### WHAT YOU SHOULD DO
Edit the stretch from the line containing "detect and localize" through the line containing "- question-22: [46, 540, 112, 560]" by replacing "option" with "choice" and keeping everything else unchanged. Leave the pictures out of your answer.

### INPUT RECORDS
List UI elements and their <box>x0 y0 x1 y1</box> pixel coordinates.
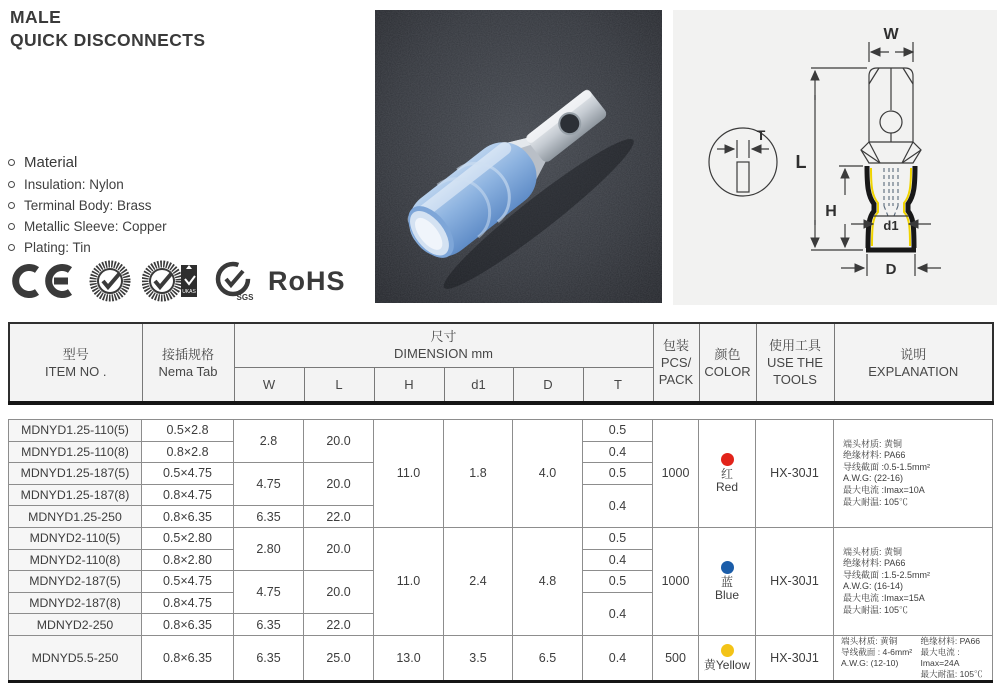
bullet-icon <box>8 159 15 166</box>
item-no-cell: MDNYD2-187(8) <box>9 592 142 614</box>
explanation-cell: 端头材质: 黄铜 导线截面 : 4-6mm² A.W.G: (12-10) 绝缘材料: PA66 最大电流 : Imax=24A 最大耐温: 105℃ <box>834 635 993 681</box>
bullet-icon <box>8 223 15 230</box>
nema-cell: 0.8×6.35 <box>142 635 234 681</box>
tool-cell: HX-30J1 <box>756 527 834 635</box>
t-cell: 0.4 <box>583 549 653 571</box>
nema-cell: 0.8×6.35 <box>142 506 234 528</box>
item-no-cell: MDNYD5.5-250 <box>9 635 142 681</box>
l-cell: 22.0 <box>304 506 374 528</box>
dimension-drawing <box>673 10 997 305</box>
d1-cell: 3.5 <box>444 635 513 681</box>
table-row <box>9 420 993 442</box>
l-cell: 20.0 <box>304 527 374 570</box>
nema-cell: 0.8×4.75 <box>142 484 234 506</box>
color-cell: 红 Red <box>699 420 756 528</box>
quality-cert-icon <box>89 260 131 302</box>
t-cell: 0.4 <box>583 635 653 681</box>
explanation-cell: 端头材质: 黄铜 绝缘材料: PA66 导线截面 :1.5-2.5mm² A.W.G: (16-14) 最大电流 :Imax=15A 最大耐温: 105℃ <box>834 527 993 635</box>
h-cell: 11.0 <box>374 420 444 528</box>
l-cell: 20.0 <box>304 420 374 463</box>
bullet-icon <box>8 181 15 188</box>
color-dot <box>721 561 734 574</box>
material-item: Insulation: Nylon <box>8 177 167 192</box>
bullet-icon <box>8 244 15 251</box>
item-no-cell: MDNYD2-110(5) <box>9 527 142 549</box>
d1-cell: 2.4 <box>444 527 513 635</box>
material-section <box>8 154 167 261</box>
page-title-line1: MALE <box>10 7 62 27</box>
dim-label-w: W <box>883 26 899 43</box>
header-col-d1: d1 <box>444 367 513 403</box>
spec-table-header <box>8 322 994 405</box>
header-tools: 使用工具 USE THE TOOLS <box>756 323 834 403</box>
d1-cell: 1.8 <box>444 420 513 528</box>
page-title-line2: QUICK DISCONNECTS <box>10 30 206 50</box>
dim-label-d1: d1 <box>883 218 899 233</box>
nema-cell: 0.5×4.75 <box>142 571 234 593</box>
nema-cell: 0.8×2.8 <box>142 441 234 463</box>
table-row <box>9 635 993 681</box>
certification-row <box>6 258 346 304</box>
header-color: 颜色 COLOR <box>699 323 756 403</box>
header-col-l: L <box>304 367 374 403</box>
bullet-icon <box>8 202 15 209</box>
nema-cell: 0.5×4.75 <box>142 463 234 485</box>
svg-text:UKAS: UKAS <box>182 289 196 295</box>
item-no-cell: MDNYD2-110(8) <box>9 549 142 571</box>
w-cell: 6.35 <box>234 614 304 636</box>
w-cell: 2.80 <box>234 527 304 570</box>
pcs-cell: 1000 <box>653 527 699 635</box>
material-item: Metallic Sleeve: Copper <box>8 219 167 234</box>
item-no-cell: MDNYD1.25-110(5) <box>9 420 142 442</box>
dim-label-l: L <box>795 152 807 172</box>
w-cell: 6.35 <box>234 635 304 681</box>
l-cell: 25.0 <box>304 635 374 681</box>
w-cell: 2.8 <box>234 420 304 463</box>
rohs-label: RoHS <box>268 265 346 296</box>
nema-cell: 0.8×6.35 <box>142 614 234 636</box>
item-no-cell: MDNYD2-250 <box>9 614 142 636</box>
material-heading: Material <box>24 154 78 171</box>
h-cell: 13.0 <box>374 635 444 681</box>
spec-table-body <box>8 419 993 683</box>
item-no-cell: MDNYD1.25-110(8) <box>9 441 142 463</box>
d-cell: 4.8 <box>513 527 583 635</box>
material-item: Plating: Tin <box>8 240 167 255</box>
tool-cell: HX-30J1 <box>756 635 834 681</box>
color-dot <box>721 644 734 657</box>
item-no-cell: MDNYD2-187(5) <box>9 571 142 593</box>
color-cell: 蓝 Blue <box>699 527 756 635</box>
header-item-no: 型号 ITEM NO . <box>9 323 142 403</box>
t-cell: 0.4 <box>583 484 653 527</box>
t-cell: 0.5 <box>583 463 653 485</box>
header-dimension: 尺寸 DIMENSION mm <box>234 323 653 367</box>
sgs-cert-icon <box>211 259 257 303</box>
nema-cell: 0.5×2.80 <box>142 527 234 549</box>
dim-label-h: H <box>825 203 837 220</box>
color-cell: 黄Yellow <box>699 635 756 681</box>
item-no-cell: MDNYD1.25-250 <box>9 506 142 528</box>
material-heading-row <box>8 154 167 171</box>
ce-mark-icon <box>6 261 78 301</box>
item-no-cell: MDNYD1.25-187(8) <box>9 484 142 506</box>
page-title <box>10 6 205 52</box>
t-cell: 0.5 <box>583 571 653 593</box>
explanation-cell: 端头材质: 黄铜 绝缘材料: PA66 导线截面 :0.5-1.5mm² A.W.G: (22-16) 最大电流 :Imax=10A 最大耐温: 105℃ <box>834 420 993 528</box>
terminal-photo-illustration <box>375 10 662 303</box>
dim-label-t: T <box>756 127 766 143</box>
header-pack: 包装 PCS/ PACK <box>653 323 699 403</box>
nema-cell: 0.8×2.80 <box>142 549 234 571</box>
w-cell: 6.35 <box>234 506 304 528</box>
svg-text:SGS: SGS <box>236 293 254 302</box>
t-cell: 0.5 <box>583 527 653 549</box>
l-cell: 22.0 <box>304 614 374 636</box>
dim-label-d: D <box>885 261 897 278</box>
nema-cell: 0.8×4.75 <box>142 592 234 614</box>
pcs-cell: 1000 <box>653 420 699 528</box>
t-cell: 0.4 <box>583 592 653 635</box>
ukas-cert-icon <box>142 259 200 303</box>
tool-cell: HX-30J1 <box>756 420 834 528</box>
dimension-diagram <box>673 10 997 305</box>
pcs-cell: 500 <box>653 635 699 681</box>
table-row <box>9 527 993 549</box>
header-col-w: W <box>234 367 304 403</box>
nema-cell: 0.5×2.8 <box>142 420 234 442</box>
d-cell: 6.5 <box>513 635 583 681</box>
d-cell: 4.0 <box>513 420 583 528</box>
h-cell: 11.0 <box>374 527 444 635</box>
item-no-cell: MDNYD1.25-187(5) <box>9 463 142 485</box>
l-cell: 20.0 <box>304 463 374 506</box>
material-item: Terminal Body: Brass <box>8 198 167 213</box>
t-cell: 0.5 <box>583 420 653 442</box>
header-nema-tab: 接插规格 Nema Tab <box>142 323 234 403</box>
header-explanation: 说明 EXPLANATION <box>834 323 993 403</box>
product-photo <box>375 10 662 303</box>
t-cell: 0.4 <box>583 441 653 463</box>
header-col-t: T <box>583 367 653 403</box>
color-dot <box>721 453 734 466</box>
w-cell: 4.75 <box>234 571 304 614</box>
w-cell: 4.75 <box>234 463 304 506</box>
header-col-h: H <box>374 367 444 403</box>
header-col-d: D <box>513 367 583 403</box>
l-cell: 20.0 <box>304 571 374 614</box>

* * *

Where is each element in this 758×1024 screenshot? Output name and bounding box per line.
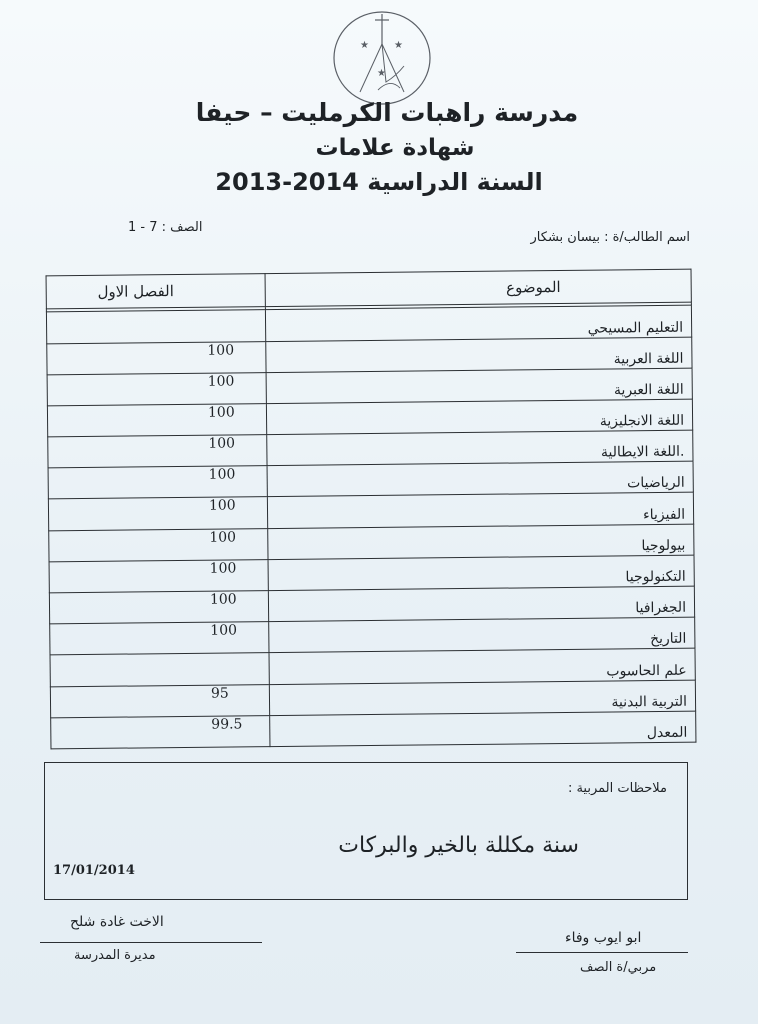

--

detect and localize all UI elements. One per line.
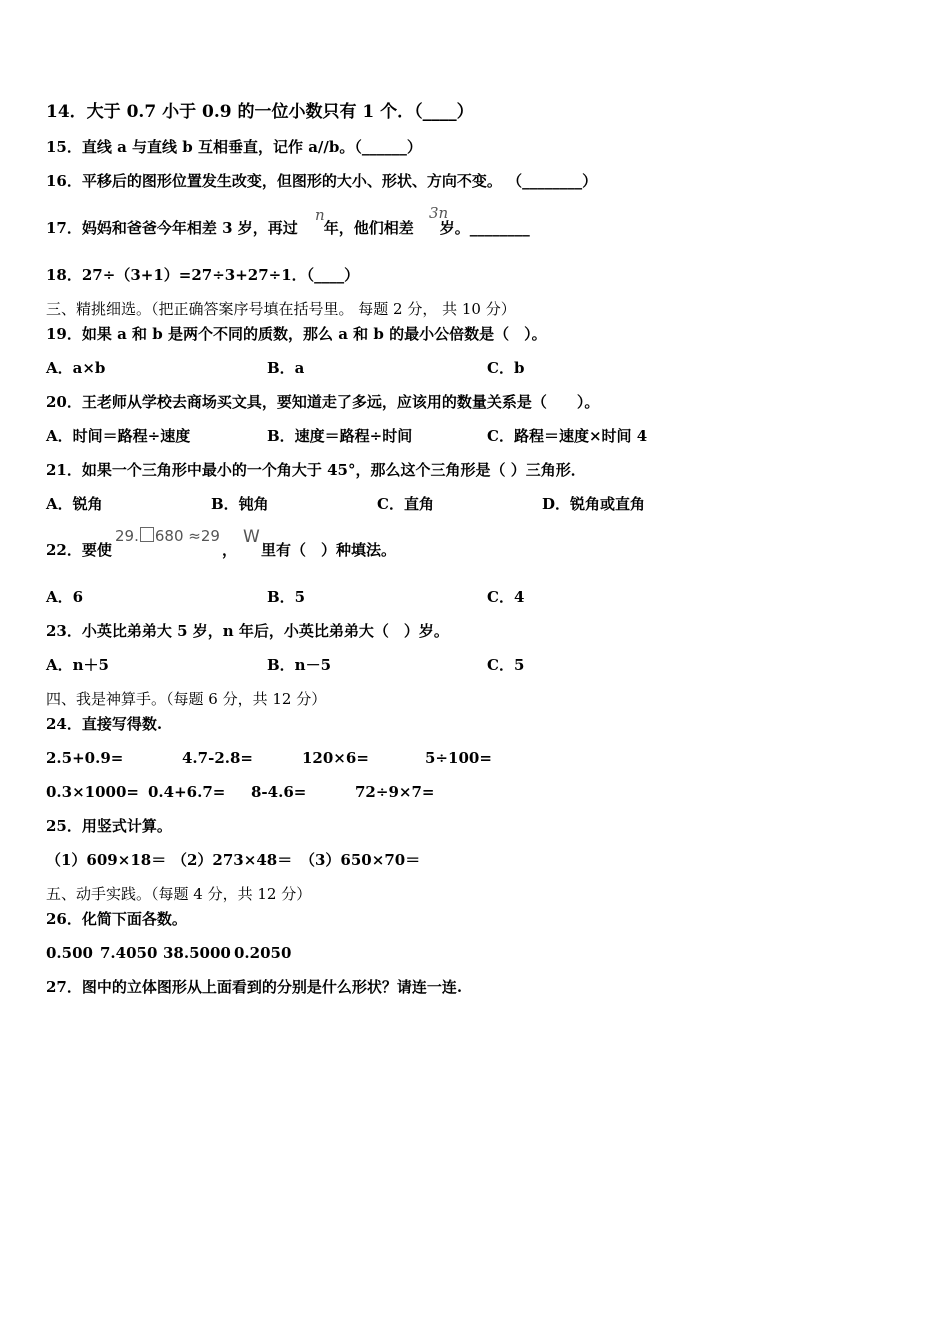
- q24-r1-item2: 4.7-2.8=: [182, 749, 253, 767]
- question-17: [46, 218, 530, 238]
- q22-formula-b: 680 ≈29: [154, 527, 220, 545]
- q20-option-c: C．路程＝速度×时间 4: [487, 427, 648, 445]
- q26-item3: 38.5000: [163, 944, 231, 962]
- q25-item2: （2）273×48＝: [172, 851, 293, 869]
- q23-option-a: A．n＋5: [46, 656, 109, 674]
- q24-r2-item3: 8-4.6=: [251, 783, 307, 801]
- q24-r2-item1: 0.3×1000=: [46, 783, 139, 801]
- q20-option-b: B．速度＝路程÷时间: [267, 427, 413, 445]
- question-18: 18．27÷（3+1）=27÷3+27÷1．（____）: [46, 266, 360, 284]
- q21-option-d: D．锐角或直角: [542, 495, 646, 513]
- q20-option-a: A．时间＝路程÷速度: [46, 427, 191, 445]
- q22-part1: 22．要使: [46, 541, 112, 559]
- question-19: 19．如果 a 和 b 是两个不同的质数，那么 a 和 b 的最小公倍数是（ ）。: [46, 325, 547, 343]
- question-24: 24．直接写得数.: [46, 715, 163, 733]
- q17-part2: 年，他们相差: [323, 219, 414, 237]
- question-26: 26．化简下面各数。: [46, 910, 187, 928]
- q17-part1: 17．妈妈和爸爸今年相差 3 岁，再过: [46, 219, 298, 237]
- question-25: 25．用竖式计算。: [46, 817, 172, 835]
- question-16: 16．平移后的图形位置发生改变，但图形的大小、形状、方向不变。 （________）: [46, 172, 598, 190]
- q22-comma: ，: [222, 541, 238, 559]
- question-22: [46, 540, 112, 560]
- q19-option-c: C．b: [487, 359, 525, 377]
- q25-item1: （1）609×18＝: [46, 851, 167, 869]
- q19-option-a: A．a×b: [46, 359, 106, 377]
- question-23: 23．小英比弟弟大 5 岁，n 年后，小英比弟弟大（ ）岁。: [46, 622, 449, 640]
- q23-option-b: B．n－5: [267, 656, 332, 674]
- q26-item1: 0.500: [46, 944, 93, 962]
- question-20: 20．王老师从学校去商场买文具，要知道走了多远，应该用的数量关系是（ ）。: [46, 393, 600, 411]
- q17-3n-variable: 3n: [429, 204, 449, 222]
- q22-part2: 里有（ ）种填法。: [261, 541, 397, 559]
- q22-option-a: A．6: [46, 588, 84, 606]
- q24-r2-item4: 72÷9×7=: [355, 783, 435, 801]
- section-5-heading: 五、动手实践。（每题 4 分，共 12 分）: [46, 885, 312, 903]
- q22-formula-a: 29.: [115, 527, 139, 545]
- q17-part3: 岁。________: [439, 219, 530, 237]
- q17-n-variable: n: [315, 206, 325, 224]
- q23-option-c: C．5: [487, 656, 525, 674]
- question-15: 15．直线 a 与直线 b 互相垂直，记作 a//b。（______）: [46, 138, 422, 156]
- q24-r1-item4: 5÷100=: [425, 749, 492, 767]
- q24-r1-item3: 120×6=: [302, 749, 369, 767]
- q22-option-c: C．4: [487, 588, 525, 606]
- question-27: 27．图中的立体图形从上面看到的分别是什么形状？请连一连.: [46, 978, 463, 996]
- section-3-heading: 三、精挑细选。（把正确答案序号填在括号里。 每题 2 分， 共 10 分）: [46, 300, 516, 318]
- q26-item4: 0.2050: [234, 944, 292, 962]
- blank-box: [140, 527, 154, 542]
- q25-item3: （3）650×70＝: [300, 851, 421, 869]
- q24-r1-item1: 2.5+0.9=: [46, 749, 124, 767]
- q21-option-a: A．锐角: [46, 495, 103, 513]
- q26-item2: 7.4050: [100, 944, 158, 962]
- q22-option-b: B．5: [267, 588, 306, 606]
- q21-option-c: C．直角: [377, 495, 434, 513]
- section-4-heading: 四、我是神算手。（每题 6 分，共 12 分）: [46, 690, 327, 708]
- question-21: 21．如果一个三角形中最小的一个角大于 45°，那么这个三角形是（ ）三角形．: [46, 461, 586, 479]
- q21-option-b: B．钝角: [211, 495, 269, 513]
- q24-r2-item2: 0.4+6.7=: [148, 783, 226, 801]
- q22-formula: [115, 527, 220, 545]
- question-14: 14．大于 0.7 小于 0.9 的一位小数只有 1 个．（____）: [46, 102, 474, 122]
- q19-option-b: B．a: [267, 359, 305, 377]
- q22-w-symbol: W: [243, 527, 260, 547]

### RESULT FOR THIS EXERCISE
detect and localize all UI elements. One per line.
- q24-r1-item2: 4.7-2.8=: [182, 749, 253, 767]
- question-17: [46, 218, 530, 238]
- q22-formula-b: 680 ≈29: [154, 527, 220, 545]
- q20-choice-c: C．路程＝速度×时间 4: [487, 427, 648, 445]
- q26-item3: 38.5000: [163, 944, 231, 962]
- q25-item2: （2）273×48＝: [172, 851, 293, 869]
- q23-choice-a: A．n＋5: [46, 656, 109, 674]
- q24-r2-item3: 8-4.6=: [251, 783, 307, 801]
- q24-r2-item1: 0.3×1000=: [46, 783, 139, 801]
- q20-choice-b: B．速度＝路程÷时间: [267, 427, 413, 445]
- question-18: 18．27÷（3+1）=27÷3+27÷1．（____）: [46, 266, 360, 284]
- q21-choice-d: D．锐角或直角: [542, 495, 646, 513]
- q20-choice-a: A．时间＝路程÷速度: [46, 427, 191, 445]
- q22-part1: 22．要使: [46, 541, 112, 559]
- question-19: 19．如果 a 和 b 是两个不同的质数，那么 a 和 b 的最小公倍数是（ ）。: [46, 325, 547, 343]
- question-24: 24．直接写得数.: [46, 715, 163, 733]
- q17-part2: 年，他们相差: [323, 219, 414, 237]
- question-26: 26．化简下面各数。: [46, 910, 187, 928]
- q17-part1: 17．妈妈和爸爸今年相差 3 岁，再过: [46, 219, 298, 237]
- question-25: 25．用竖式计算。: [46, 817, 172, 835]
- question-16: 16．平移后的图形位置发生改变，但图形的大小、形状、方向不变。 （________）: [46, 172, 598, 190]
- q22-comma: ，: [222, 541, 238, 559]
- question-22: [46, 540, 112, 560]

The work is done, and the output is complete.